## Required work
Reproduce every line of the items below word for word, leaving out the pictures.

━━ Task material ━━

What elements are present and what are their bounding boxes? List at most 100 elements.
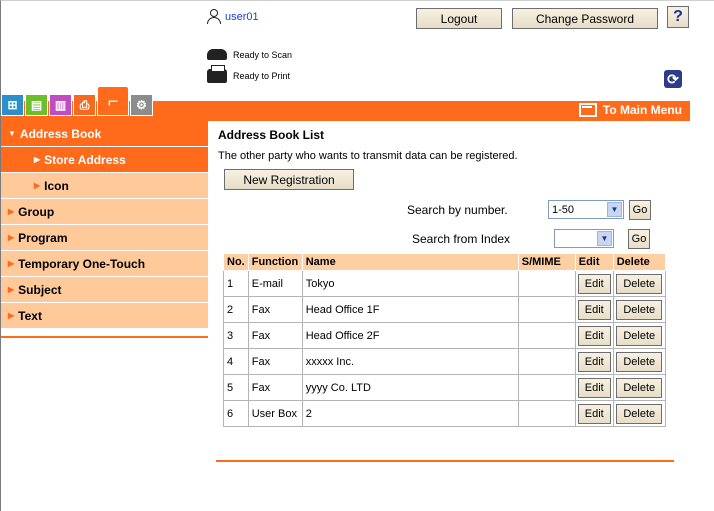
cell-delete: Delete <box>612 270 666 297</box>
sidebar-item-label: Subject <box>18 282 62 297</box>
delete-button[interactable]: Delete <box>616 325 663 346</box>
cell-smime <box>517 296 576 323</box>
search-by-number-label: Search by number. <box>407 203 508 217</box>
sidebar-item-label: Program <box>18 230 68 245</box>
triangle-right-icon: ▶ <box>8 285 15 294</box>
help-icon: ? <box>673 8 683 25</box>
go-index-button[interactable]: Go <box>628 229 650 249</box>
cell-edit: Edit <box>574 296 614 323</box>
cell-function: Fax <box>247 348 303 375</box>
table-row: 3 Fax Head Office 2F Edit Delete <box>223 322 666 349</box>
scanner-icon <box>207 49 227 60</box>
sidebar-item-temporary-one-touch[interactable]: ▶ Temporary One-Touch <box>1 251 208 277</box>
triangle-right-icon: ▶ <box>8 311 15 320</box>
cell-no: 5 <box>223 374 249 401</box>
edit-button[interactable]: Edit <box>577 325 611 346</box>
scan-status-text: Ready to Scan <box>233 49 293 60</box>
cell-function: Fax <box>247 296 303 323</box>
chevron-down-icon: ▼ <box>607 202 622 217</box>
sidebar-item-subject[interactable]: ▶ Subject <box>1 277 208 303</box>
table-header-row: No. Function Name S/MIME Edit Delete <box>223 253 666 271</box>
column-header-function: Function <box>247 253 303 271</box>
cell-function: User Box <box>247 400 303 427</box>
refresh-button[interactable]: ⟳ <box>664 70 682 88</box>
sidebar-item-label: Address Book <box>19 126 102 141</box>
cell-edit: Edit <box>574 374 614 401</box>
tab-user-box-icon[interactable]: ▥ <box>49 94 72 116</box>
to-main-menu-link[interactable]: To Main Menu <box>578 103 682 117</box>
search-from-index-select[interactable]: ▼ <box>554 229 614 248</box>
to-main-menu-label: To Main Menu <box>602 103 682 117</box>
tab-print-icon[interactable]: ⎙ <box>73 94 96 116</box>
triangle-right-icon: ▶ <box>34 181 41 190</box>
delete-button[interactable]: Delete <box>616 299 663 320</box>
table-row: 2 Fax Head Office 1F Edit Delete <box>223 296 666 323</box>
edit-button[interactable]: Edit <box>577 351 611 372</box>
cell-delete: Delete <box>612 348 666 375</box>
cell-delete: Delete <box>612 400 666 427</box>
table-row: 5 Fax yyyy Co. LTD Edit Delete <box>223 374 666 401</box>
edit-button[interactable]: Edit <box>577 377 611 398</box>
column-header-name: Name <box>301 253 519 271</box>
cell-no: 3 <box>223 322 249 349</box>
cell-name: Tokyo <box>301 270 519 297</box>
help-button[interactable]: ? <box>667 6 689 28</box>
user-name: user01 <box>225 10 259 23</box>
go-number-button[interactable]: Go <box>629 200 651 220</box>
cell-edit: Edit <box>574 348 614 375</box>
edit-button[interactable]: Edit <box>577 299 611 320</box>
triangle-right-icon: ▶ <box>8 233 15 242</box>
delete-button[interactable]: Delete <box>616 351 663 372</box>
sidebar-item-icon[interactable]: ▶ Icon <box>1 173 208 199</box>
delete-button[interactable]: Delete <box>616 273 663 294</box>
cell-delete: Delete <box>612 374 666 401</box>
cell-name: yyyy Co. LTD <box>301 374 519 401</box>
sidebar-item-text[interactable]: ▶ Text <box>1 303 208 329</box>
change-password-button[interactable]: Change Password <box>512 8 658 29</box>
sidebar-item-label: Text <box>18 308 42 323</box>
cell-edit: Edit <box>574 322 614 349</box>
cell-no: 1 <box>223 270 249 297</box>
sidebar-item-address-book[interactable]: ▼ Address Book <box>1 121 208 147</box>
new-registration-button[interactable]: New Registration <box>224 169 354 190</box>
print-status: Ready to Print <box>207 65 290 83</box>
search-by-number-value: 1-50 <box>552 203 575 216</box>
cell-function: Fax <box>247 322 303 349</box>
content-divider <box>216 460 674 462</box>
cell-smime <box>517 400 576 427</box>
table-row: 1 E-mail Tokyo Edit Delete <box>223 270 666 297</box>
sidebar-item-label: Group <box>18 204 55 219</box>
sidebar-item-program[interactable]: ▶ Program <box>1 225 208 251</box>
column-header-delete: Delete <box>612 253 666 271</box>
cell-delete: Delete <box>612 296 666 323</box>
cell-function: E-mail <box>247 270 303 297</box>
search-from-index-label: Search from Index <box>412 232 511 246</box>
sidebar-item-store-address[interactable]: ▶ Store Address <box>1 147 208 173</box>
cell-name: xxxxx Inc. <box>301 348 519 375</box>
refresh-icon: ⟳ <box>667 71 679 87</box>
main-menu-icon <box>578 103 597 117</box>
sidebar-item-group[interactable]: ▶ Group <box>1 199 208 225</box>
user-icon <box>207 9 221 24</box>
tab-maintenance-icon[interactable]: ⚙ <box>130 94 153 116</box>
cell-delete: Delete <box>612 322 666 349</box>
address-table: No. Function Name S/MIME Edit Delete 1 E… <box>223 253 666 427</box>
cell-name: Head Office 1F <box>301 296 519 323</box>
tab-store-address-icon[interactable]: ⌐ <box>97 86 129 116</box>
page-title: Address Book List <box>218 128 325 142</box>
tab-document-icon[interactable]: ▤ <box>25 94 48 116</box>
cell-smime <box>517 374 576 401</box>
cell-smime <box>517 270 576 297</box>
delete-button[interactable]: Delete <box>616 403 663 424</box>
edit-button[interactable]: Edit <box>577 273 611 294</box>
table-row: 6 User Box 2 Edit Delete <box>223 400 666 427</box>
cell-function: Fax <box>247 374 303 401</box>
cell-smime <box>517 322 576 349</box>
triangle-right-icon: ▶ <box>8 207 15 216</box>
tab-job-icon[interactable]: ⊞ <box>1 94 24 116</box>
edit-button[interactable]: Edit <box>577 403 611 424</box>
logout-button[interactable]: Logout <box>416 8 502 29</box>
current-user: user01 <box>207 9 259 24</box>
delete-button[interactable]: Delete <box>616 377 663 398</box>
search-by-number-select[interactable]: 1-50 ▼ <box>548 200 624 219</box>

━━━

## The completed task
What elements are present and what are their bounding boxes? List at most 100 elements.
cell-delete: Delete <box>612 270 666 297</box>
sidebar-item-label: Subject <box>18 282 62 297</box>
delete-button[interactable]: Delete <box>616 325 663 346</box>
cell-smime <box>517 296 576 323</box>
search-by-number-label: Search by number. <box>407 203 508 217</box>
sidebar-item-label: Program <box>18 230 68 245</box>
triangle-right-icon: ▶ <box>8 285 15 294</box>
help-icon: ? <box>673 8 683 25</box>
go-index-button[interactable]: Go <box>628 229 650 249</box>
cell-edit: Edit <box>574 296 614 323</box>
cell-function: Fax <box>247 348 303 375</box>
table-row: 3 Fax Head Office 2F Edit Delete <box>223 322 666 349</box>
scanner-icon <box>207 49 227 60</box>
sidebar-item-temporary-one-touch[interactable]: ▶ Temporary One-Touch <box>1 251 208 277</box>
triangle-right-icon: ▶ <box>8 311 15 320</box>
cell-no: 5 <box>223 374 249 401</box>
edit-button[interactable]: Edit <box>577 325 611 346</box>
scan-status-text: Ready to Scan <box>233 49 293 60</box>
cell-function: Fax <box>247 296 303 323</box>
chevron-down-icon: ▼ <box>607 202 622 217</box>
sidebar-item-subject[interactable]: ▶ Subject <box>1 277 208 303</box>
table-header-row: No. Function Name S/MIME Edit Delete <box>223 253 666 271</box>
column-header-function: Function <box>247 253 303 271</box>
cell-function: User Box <box>247 400 303 427</box>
refresh-button[interactable]: ⟳ <box>664 70 682 88</box>
sidebar-item-label: Address Book <box>19 126 102 141</box>
cell-edit: Edit <box>574 374 614 401</box>
tab-user-box-icon[interactable]: ▥ <box>49 94 72 116</box>
to-main-menu-link[interactable]: To Main Menu <box>578 103 682 117</box>
search-from-index-select[interactable]: ▼ <box>554 229 614 248</box>
to-main-menu-label: To Main Menu <box>602 103 682 117</box>
tab-print-icon[interactable]: ⎙ <box>73 94 96 116</box>
triangle-right-icon: ▶ <box>34 181 41 190</box>
delete-button[interactable]: Delete <box>616 299 663 320</box>
table-row: 2 Fax Head Office 1F Edit Delete <box>223 296 666 323</box>
edit-button[interactable]: Edit <box>577 351 611 372</box>
cell-delete: Delete <box>612 348 666 375</box>
cell-delete: Delete <box>612 400 666 427</box>
table-row: 5 Fax yyyy Co. LTD Edit Delete <box>223 374 666 401</box>
edit-button[interactable]: Edit <box>577 377 611 398</box>
column-header-name: Name <box>301 253 519 271</box>
cell-no: 3 <box>223 322 249 349</box>
cell-name: Tokyo <box>301 270 519 297</box>
help-button[interactable]: ? <box>667 6 689 28</box>
user-name: user01 <box>225 10 259 23</box>
go-number-button[interactable]: Go <box>629 200 651 220</box>
cell-edit: Edit <box>574 348 614 375</box>
edit-button[interactable]: Edit <box>577 299 611 320</box>
triangle-right-icon: ▶ <box>8 233 15 242</box>
delete-button[interactable]: Delete <box>616 351 663 372</box>
sidebar-item-icon[interactable]: ▶ Icon <box>1 173 208 199</box>
delete-button[interactable]: Delete <box>616 273 663 294</box>
cell-delete: Delete <box>612 374 666 401</box>
cell-name: yyyy Co. LTD <box>301 374 519 401</box>
sidebar-item-text[interactable]: ▶ Text <box>1 303 208 329</box>
change-password-button[interactable]: Change Password <box>512 8 658 29</box>
sidebar-item-label: Text <box>18 308 42 323</box>
cell-edit: Edit <box>574 322 614 349</box>
cell-no: 1 <box>223 270 249 297</box>
sidebar-item-address-book[interactable]: ▼ Address Book <box>1 121 208 147</box>
new-registration-button[interactable]: New Registration <box>224 169 354 190</box>
print-status: Ready to Print <box>207 65 290 83</box>
search-by-number-value: 1-50 <box>552 203 575 216</box>
cell-function: Fax <box>247 322 303 349</box>
content-divider <box>216 460 674 462</box>
cell-smime <box>517 400 576 427</box>
table-row: 1 E-mail Tokyo Edit Delete <box>223 270 666 297</box>
sidebar-item-label: Group <box>18 204 55 219</box>
sidebar-item-program[interactable]: ▶ Program <box>1 225 208 251</box>
column-header-delete: Delete <box>612 253 666 271</box>
cell-delete: Delete <box>612 296 666 323</box>
cell-function: E-mail <box>247 270 303 297</box>
search-from-index-label: Search from Index <box>412 232 511 246</box>
sidebar-item-store-address[interactable]: ▶ Store Address <box>1 147 208 173</box>
cell-name: xxxxx Inc. <box>301 348 519 375</box>
refresh-icon: ⟳ <box>667 71 679 87</box>
main-menu-icon <box>578 103 597 117</box>
sidebar-item-group[interactable]: ▶ Group <box>1 199 208 225</box>
user-icon <box>207 9 221 24</box>
tab-maintenance-icon[interactable]: ⚙ <box>130 94 153 116</box>
cell-delete: Delete <box>612 322 666 349</box>
address-table: No. Function Name S/MIME Edit Delete 1 E… <box>223 253 666 427</box>
cell-name: Head Office 1F <box>301 296 519 323</box>
tab-store-address-icon[interactable]: ⌐ <box>97 86 129 116</box>
page-title: Address Book List <box>218 128 325 142</box>
tab-document-icon[interactable]: ▤ <box>25 94 48 116</box>
cell-smime <box>517 374 576 401</box>
cell-smime <box>517 270 576 297</box>
delete-button[interactable]: Delete <box>616 403 663 424</box>
edit-button[interactable]: Edit <box>577 273 611 294</box>
table-row: 6 User Box 2 Edit Delete <box>223 400 666 427</box>
cell-function: Fax <box>247 374 303 401</box>
cell-smime <box>517 322 576 349</box>
triangle-right-icon: ▶ <box>8 207 15 216</box>
tab-job-icon[interactable]: ⊞ <box>1 94 24 116</box>
edit-button[interactable]: Edit <box>577 403 611 424</box>
logout-button[interactable]: Logout <box>416 8 502 29</box>
current-user: user01 <box>207 9 259 24</box>
delete-button[interactable]: Delete <box>616 377 663 398</box>
search-by-number-select[interactable]: 1-50 ▼ <box>548 200 624 219</box>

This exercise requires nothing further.